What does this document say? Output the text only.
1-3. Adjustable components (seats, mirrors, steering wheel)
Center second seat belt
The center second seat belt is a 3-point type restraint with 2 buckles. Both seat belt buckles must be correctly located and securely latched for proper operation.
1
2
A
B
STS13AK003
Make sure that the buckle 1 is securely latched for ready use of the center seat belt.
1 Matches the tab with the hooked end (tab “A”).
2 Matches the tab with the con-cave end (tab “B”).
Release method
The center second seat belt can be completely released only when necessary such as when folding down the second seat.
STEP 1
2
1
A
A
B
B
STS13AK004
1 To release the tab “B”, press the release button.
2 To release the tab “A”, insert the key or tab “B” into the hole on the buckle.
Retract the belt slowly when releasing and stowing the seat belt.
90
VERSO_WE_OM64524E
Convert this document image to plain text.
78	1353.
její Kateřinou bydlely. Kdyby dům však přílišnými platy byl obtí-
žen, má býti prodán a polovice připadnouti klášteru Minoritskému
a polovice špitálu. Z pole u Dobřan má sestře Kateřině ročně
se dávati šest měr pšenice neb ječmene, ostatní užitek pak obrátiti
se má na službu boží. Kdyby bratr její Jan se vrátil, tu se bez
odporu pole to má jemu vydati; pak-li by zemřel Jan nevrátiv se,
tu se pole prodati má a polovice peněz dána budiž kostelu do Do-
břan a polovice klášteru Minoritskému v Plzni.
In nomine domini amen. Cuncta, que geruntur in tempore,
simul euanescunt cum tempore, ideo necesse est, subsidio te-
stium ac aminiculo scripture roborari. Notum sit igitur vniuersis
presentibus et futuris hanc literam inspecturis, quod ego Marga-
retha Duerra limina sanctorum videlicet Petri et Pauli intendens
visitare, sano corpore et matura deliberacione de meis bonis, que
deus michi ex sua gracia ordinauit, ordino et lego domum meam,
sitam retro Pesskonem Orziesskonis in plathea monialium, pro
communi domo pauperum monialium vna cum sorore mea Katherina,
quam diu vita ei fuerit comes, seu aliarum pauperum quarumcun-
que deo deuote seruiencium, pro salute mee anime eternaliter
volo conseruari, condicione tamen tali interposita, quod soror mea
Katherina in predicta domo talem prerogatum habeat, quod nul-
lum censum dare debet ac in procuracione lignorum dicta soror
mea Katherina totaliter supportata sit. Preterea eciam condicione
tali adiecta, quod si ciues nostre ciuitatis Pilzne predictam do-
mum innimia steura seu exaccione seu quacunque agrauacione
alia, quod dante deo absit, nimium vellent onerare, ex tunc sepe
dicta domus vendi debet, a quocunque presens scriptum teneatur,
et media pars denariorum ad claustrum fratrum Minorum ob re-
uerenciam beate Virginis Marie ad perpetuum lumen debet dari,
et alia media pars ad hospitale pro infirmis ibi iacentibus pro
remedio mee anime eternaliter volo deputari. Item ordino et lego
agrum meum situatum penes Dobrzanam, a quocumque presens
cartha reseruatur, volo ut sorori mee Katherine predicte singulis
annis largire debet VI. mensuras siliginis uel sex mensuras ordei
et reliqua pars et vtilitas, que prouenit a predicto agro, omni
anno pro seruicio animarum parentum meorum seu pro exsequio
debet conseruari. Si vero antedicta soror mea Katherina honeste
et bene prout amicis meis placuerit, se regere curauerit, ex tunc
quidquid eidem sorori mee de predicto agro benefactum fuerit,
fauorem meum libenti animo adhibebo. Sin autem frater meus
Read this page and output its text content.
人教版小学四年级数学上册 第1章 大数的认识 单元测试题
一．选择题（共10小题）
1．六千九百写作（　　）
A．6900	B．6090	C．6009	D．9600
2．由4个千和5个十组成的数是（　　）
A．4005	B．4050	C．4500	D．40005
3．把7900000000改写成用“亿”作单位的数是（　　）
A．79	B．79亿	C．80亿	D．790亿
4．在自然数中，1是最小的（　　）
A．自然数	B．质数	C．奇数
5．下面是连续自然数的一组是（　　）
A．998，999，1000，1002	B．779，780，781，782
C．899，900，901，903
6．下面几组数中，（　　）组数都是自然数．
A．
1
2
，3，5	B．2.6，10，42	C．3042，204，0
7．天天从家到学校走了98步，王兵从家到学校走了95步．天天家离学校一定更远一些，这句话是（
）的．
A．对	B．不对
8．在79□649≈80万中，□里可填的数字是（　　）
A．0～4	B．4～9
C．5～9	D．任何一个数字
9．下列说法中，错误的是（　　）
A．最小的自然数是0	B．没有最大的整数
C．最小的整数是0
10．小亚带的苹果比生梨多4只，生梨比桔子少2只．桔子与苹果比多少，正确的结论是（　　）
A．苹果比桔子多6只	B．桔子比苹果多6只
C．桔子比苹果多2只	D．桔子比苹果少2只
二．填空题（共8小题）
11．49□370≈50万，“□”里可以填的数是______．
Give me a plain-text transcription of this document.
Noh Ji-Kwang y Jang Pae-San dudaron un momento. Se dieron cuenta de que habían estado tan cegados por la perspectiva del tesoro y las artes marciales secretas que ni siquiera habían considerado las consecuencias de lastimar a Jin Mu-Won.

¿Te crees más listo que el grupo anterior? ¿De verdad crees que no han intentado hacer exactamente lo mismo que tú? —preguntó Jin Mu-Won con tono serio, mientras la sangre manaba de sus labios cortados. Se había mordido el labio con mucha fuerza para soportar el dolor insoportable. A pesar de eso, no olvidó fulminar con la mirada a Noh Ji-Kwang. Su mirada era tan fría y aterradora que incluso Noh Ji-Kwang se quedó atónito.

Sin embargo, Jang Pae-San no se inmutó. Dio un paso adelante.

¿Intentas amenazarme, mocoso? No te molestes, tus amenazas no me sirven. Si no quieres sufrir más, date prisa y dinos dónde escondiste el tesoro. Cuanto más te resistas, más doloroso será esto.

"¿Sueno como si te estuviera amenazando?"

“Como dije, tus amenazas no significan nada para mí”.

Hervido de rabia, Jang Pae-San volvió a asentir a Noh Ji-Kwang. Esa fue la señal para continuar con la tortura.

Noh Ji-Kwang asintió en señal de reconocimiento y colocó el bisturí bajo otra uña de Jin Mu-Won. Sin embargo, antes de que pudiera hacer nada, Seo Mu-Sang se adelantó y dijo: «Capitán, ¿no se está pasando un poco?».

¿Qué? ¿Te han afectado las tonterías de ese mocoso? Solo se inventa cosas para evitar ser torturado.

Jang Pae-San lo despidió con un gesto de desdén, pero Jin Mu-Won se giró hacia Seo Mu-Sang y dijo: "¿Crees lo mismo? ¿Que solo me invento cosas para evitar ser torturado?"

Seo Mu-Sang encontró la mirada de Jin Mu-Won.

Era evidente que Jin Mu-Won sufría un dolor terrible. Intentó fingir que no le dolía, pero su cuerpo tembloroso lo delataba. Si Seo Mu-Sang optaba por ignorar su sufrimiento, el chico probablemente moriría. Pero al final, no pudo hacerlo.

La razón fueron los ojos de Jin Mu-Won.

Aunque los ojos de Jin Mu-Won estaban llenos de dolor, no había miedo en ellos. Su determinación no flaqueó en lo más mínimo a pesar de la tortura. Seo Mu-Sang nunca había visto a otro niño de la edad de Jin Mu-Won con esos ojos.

**Problem requirements**:
All of the data needs to be reproduced exactly, with no line missing.

**Solution below**:
What does this document say? Output the text only.
1-3. Adjustable components (seats, mirrors, steering wheel)
Center second seat belt
The center second seat belt is a 3-point type restraint with 2 buckles. Both seat belt buckles must be correctly located and securely latched for proper operation.
1
2
A
B
STS13AK003
Make sure that the buckle 1 is securely latched for ready use of the center seat belt.
1 Matches the tab with the hooked end (tab “A”).
2 Matches the tab with the con-cave end (tab “B”).
Release method
The center second seat belt can be completely released only when necessary such as when folding down the second seat.
STEP 1
2
1
A
A
B
B
STS13AK004
1 To release the tab “B”, press the release button.
2 To release the tab “A”, insert the key or tab “B” into the hole on the buckle.
Retract the belt slowly when releasing and stowing the seat belt.
90
VERSO_WE_OM64524E
Convert this document image to plain text.
78	1353.
její Kateřinou bydlely. Kdyby dům však přílišnými platy byl obtí-
žen, má býti prodán a polovice připadnouti klášteru Minoritskému
a polovice špitálu. Z pole u Dobřan má sestře Kateřině ročně
se dávati šest měr pšenice neb ječmene, ostatní užitek pak obrátiti
se má na službu boží. Kdyby bratr její Jan se vrátil, tu se bez
odporu pole to má jemu vydati; pak-li by zemřel Jan nevrátiv se,
tu se pole prodati má a polovice peněz dána budiž kostelu do Do-
břan a polovice klášteru Minoritskému v Plzni.
In nomine domini amen. Cuncta, que geruntur in tempore,
simul euanescunt cum tempore, ideo necesse est, subsidio te-
stium ac aminiculo scripture roborari. Notum sit igitur vniuersis
presentibus et futuris hanc literam inspecturis, quod ego Marga-
retha Duerra limina sanctorum videlicet Petri et Pauli intendens
visitare, sano corpore et matura deliberacione de meis bonis, que
deus michi ex sua gracia ordinauit, ordino et lego domum meam,
sitam retro Pesskonem Orziesskonis in plathea monialium, pro
communi domo pauperum monialium vna cum sorore mea Katherina,
quam diu vita ei fuerit comes, seu aliarum pauperum quarumcun-
que deo deuote seruiencium, pro salute mee anime eternaliter
volo conseruari, condicione tamen tali interposita, quod soror mea
Katherina in predicta domo talem prerogatum habeat, quod nul-
lum censum dare debet ac in procuracione lignorum dicta soror
mea Katherina totaliter supportata sit. Preterea eciam condicione
tali adiecta, quod si ciues nostre ciuitatis Pilzne predictam do-
mum innimia steura seu exaccione seu quacunque agrauacione
alia, quod dante deo absit, nimium vellent onerare, ex tunc sepe
dicta domus vendi debet, a quocunque presens scriptum teneatur,
et media pars denariorum ad claustrum fratrum Minorum ob re-
uerenciam beate Virginis Marie ad perpetuum lumen debet dari,
et alia media pars ad hospitale pro infirmis ibi iacentibus pro
remedio mee anime eternaliter volo deputari. Item ordino et lego
agrum meum situatum penes Dobrzanam, a quocumque presens
cartha reseruatur, volo ut sorori mee Katherine predicte singulis
annis largire debet VI. mensuras siliginis uel sex mensuras ordei
et reliqua pars et vtilitas, que prouenit a predicto agro, omni
anno pro seruicio animarum parentum meorum seu pro exsequio
debet conseruari. Si vero antedicta soror mea Katherina honeste
et bene prout amicis meis placuerit, se regere curauerit, ex tunc
quidquid eidem sorori mee de predicto agro benefactum fuerit,
fauorem meum libenti animo adhibebo. Sin autem frater meus
Read this page and output its text content.
人教版小学四年级数学上册 第1章 大数的认识 单元测试题
一．选择题（共10小题）
1．六千九百写作（　　）
A．6900	B．6090	C．6009	D．9600
2．由4个千和5个十组成的数是（　　）
A．4005	B．4050	C．4500	D．40005
3．把7900000000改写成用“亿”作单位的数是（　　）
A．79	B．79亿	C．80亿	D．790亿
4．在自然数中，1是最小的（　　）
A．自然数	B．质数	C．奇数
5．下面是连续自然数的一组是（　　）
A．998，999，1000，1002	B．779，780，781，782
C．899，900，901，903
6．下面几组数中，（　　）组数都是自然数．
A．
1
2
，3，5	B．2.6，10，42	C．3042，204，0
7．天天从家到学校走了98步，王兵从家到学校走了95步．天天家离学校一定更远一些，这句话是（
）的．
A．对	B．不对
8．在79□649≈80万中，□里可填的数字是（　　）
A．0～4	B．4～9
C．5～9	D．任何一个数字
9．下列说法中，错误的是（　　）
A．最小的自然数是0	B．没有最大的整数
C．最小的整数是0
10．小亚带的苹果比生梨多4只，生梨比桔子少2只．桔子与苹果比多少，正确的结论是（　　）
A．苹果比桔子多6只	B．桔子比苹果多6只
C．桔子比苹果多2只	D．桔子比苹果少2只
二．填空题（共8小题）
11．49□370≈50万，“□”里可以填的数是______．
Give me a plain-text transcription of this document.
Noh Ji-Kwang y Jang Pae-San dudaron un momento. Se dieron cuenta de que habían estado tan cegados por la perspectiva del tesoro y las artes marciales secretas que ni siquiera habían considerado las consecuencias de lastimar a Jin Mu-Won.

¿Te crees más listo que el grupo anterior? ¿De verdad crees que no han intentado hacer exactamente lo mismo que tú? —preguntó Jin Mu-Won con tono serio, mientras la sangre manaba de sus labios cortados. Se había mordido el labio con mucha fuerza para soportar el dolor insoportable. A pesar de eso, no olvidó fulminar con la mirada a Noh Ji-Kwang. Su mirada era tan fría y aterradora que incluso Noh Ji-Kwang se quedó atónito.

Sin embargo, Jang Pae-San no se inmutó. Dio un paso adelante.

¿Intentas amenazarme, mocoso? No te molestes, tus amenazas no me sirven. Si no quieres sufrir más, date prisa y dinos dónde escondiste el tesoro. Cuanto más te resistas, más doloroso será esto.

"¿Sueno como si te estuviera amenazando?"

“Como dije, tus amenazas no significan nada para mí”.

Hervido de rabia, Jang Pae-San volvió a asentir a Noh Ji-Kwang. Esa fue la señal para continuar con la tortura.

Noh Ji-Kwang asintió en señal de reconocimiento y colocó el bisturí bajo otra uña de Jin Mu-Won. Sin embargo, antes de que pudiera hacer nada, Seo Mu-Sang se adelantó y dijo: «Capitán, ¿no se está pasando un poco?».

¿Qué? ¿Te han afectado las tonterías de ese mocoso? Solo se inventa cosas para evitar ser torturado.

Jang Pae-San lo despidió con un gesto de desdén, pero Jin Mu-Won se giró hacia Seo Mu-Sang y dijo: "¿Crees lo mismo? ¿Que solo me invento cosas para evitar ser torturado?"

Seo Mu-Sang encontró la mirada de Jin Mu-Won.

Era evidente que Jin Mu-Won sufría un dolor terrible. Intentó fingir que no le dolía, pero su cuerpo tembloroso lo delataba. Si Seo Mu-Sang optaba por ignorar su sufrimiento, el chico probablemente moriría. Pero al final, no pudo hacerlo.

La razón fueron los ojos de Jin Mu-Won.

Aunque los ojos de Jin Mu-Won estaban llenos de dolor, no había miedo en ellos. Su determinación no flaqueó en lo más mínimo a pesar de la tortura. Seo Mu-Sang nunca había visto a otro niño de la edad de Jin Mu-Won con esos ojos.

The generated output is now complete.